### [The problem]
In the material below, the lines containing the word "Marathon" are required; copy each of them.

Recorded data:
▶

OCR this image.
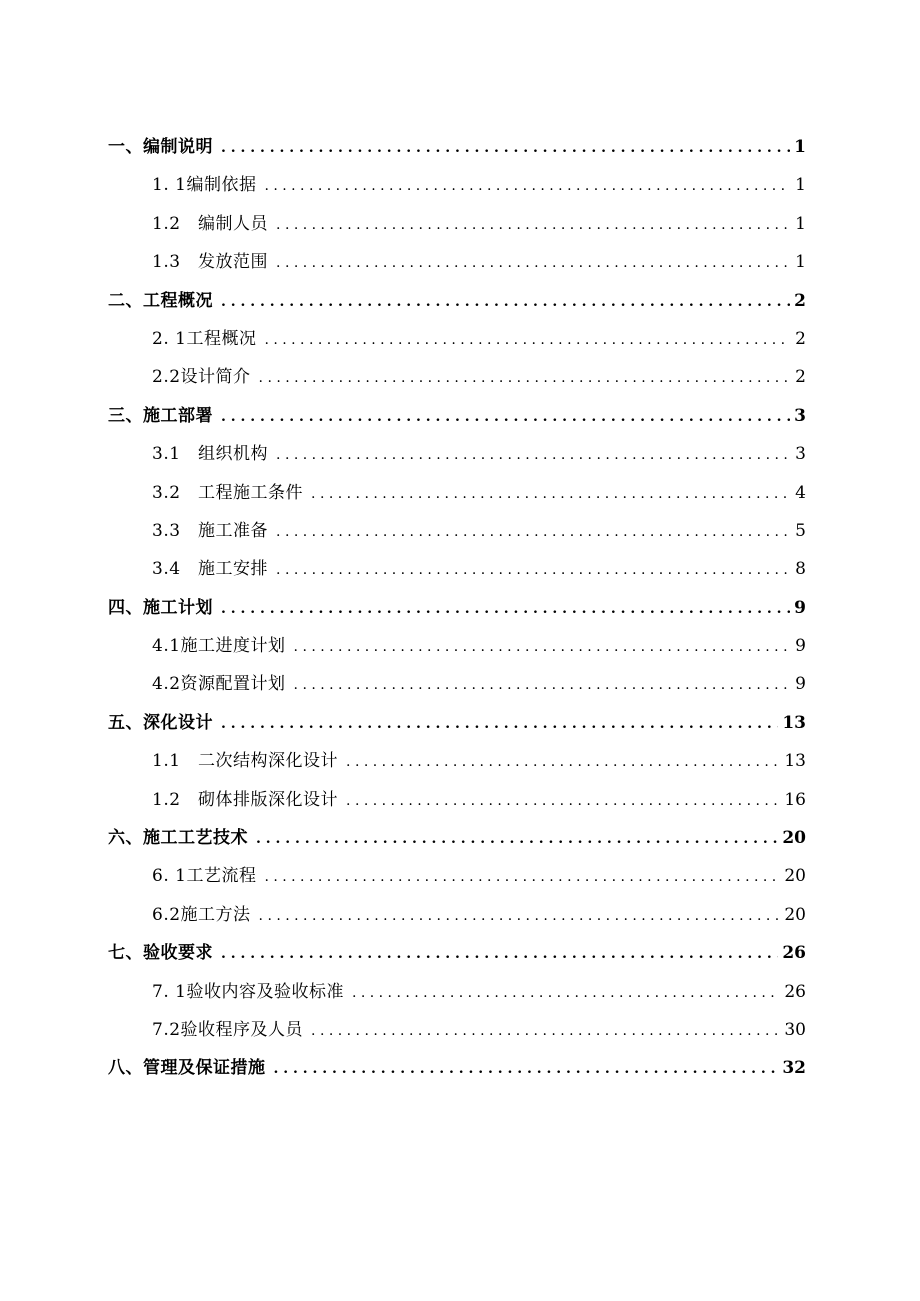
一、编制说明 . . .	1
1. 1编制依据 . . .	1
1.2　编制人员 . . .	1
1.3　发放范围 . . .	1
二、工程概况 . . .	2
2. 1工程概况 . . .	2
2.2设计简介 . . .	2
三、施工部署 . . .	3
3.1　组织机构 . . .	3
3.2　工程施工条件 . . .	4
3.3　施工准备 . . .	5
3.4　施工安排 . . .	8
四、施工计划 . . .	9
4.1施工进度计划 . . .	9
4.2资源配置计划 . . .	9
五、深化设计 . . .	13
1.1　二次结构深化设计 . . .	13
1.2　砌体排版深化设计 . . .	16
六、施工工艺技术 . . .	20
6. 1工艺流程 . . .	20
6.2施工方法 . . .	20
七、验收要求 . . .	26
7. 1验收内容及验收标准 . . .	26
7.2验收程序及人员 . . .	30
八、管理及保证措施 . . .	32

◀
▶

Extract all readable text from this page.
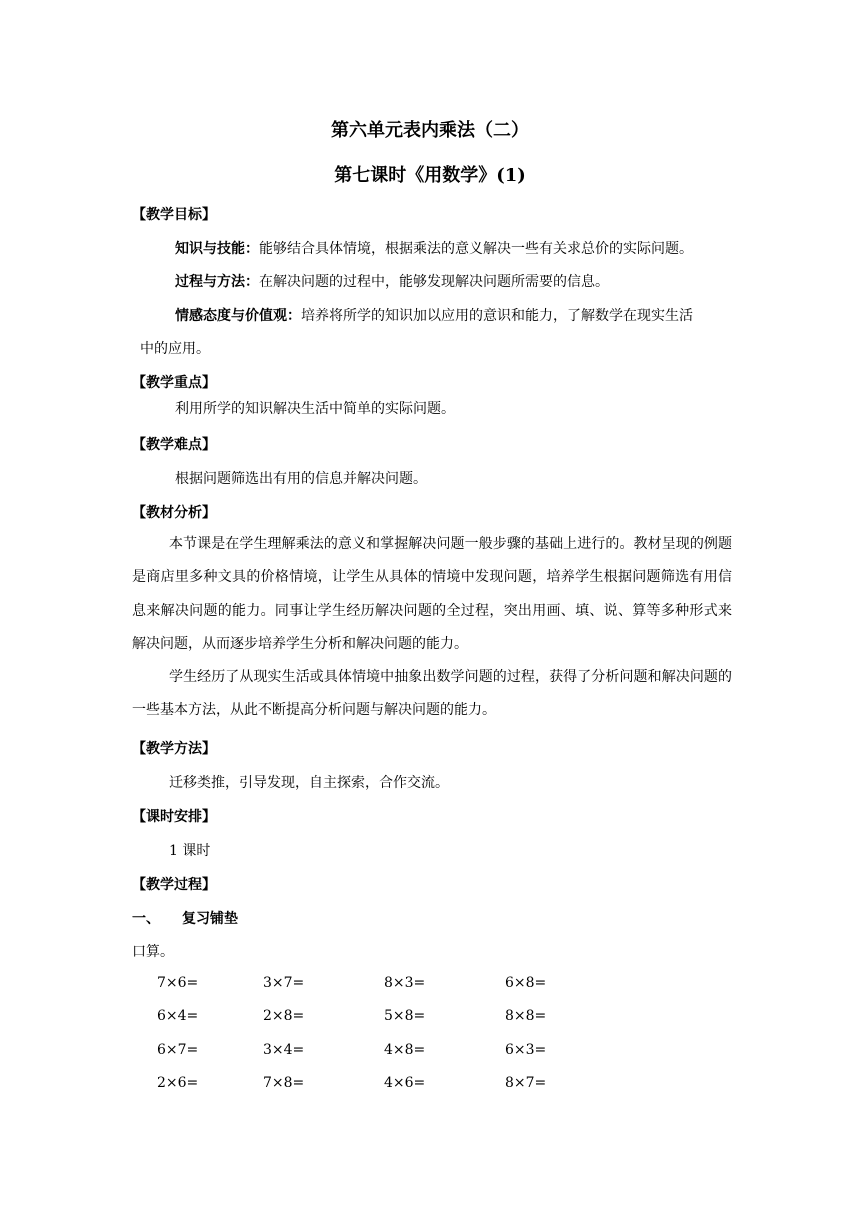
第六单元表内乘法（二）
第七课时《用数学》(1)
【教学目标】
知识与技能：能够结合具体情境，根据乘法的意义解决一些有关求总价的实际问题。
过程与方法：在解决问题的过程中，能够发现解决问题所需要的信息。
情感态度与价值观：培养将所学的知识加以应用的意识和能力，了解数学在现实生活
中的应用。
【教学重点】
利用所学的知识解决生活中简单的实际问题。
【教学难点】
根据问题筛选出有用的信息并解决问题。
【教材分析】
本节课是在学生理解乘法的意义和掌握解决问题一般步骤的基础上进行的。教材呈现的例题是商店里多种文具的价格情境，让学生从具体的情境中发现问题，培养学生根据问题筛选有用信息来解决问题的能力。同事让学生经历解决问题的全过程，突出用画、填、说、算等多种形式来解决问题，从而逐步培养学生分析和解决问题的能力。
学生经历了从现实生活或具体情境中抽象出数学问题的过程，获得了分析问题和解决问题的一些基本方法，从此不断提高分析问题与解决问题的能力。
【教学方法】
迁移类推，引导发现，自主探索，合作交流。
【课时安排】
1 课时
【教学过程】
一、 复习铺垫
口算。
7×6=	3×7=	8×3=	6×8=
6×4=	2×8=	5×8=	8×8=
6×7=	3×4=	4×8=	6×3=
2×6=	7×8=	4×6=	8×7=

◀
▶

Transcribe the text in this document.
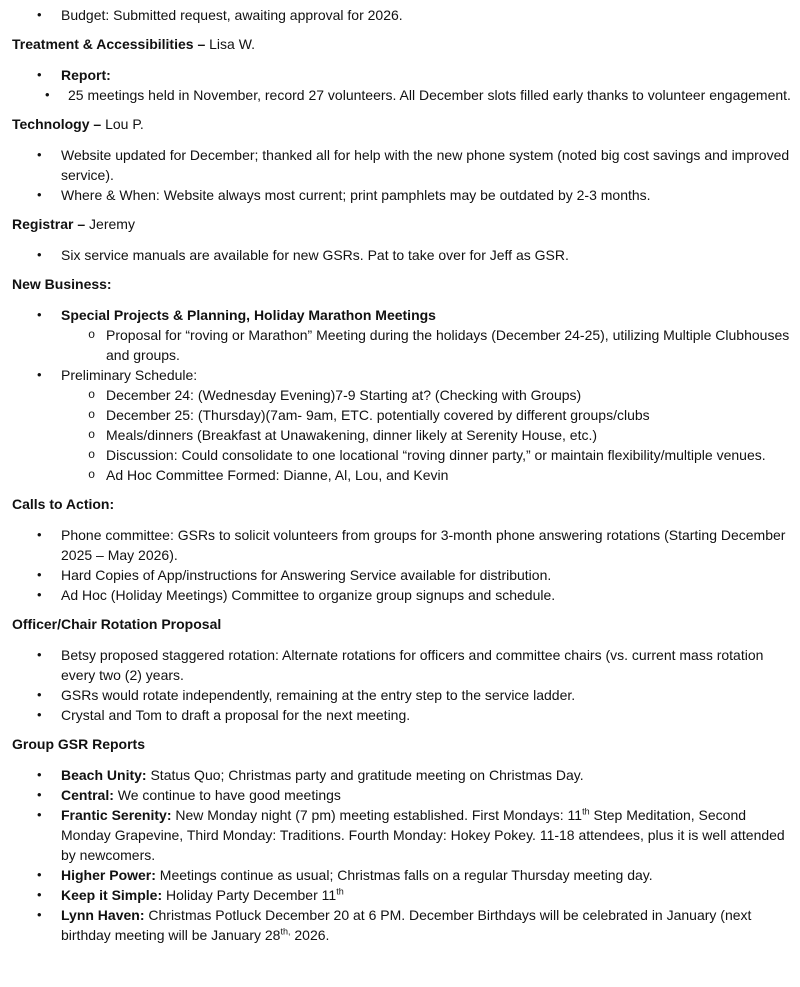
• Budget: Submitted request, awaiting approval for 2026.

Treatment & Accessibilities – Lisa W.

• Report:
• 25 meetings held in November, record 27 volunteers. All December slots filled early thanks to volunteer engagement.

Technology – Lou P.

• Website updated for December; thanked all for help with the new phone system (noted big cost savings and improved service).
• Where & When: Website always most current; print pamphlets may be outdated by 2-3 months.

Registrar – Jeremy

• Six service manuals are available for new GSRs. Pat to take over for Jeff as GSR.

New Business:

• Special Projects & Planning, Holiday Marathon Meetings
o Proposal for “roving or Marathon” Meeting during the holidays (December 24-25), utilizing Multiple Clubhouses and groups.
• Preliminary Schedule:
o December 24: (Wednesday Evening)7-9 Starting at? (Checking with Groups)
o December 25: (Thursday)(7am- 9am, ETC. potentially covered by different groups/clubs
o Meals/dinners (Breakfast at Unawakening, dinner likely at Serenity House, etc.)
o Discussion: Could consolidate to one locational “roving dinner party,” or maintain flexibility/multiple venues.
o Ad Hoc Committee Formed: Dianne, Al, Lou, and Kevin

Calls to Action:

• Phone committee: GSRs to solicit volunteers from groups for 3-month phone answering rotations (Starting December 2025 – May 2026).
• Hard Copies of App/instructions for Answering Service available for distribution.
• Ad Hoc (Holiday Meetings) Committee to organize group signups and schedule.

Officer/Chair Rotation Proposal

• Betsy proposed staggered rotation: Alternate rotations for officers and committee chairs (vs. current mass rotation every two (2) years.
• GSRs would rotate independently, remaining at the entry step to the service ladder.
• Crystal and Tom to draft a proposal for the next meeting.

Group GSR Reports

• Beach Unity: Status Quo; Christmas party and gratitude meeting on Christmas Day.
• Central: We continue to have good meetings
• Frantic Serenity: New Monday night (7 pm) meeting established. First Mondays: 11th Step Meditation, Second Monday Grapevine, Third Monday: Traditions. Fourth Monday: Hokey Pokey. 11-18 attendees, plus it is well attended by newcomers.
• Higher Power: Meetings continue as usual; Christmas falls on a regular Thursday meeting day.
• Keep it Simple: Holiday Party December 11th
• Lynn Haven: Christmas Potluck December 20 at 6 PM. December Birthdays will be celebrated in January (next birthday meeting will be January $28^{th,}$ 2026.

◀

### [Correct output]
• Special Projects & Planning, Holiday Marathon Meetings
o Proposal for “roving or Marathon” Meeting during the holidays (December 24-25), utilizing Multiple Clubhouses and groups.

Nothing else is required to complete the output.